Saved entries
|---|

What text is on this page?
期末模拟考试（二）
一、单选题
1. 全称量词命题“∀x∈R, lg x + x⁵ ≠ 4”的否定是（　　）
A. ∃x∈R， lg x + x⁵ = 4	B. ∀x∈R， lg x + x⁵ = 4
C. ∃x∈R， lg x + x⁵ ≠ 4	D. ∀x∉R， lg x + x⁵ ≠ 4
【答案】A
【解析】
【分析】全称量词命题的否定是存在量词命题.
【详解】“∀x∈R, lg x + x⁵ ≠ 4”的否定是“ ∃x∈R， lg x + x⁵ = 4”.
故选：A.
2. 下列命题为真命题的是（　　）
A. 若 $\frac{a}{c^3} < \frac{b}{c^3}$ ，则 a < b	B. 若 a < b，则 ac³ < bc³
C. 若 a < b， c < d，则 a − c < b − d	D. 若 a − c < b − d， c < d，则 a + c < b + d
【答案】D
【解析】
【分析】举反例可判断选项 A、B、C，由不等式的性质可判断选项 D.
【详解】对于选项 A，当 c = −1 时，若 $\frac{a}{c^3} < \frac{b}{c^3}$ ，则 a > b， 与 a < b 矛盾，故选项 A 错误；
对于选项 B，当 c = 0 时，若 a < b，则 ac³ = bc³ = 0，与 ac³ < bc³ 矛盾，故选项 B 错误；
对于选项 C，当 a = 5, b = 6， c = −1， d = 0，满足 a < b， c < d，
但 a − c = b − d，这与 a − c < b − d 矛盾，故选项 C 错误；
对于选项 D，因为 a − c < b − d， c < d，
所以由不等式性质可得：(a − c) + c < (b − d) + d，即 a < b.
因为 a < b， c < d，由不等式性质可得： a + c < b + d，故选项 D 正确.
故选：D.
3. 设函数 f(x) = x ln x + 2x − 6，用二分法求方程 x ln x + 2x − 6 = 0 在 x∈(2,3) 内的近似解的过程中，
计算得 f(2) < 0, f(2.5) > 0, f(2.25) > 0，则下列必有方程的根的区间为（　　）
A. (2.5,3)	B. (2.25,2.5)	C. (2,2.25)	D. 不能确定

|---|

TASK STATEMENT
Within the entries above, work out how many lines contain the word "对于选项". The number alone is the answer.

FINAL ANSWER
4